[Data shown]
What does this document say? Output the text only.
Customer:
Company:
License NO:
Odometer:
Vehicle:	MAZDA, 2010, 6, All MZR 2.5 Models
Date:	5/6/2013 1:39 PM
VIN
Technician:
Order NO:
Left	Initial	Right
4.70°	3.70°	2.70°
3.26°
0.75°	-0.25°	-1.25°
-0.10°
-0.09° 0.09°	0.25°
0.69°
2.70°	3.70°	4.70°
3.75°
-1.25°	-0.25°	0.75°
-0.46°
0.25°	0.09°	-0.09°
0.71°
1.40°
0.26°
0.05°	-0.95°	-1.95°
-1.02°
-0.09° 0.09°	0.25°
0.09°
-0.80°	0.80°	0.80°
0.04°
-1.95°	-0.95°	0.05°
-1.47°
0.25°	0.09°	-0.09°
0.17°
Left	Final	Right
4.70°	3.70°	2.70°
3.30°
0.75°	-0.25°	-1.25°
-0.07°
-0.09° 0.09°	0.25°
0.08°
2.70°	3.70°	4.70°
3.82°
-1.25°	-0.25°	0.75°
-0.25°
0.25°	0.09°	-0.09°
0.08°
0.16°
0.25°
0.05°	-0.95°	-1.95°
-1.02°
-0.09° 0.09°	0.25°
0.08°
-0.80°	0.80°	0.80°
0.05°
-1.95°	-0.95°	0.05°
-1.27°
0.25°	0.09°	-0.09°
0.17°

[Problem to solve]
Print back all the lines verbatim.

[Task result]
What does this document say? Output the text only.
Customer:
Company:
License NO:
Odometer:
Vehicle:	MAZDA, 2010, 6, All MZR 2.5 Models
Date:	5/6/2013 1:39 PM
VIN
Technician:
Order NO:
Left	Initial	Right
4.70°	3.70°	2.70°
3.26°
0.75°	-0.25°	-1.25°
-0.10°
-0.09° 0.09°	0.25°
0.69°
2.70°	3.70°	4.70°
3.75°
-1.25°	-0.25°	0.75°
-0.46°
0.25°	0.09°	-0.09°
0.71°
1.40°
0.26°
0.05°	-0.95°	-1.95°
-1.02°
-0.09° 0.09°	0.25°
0.09°
-0.80°	0.80°	0.80°
0.04°
-1.95°	-0.95°	0.05°
-1.47°
0.25°	0.09°	-0.09°
0.17°
Left	Final	Right
4.70°	3.70°	2.70°
3.30°
0.75°	-0.25°	-1.25°
-0.07°
-0.09° 0.09°	0.25°
0.08°
2.70°	3.70°	4.70°
3.82°
-1.25°	-0.25°	0.75°
-0.25°
0.25°	0.09°	-0.09°
0.08°
0.16°
0.25°
0.05°	-0.95°	-1.95°
-1.02°
-0.09° 0.09°	0.25°
0.08°
-0.80°	0.80°	0.80°
0.05°
-1.95°	-0.95°	0.05°
-1.27°
0.25°	0.09°	-0.09°
0.17°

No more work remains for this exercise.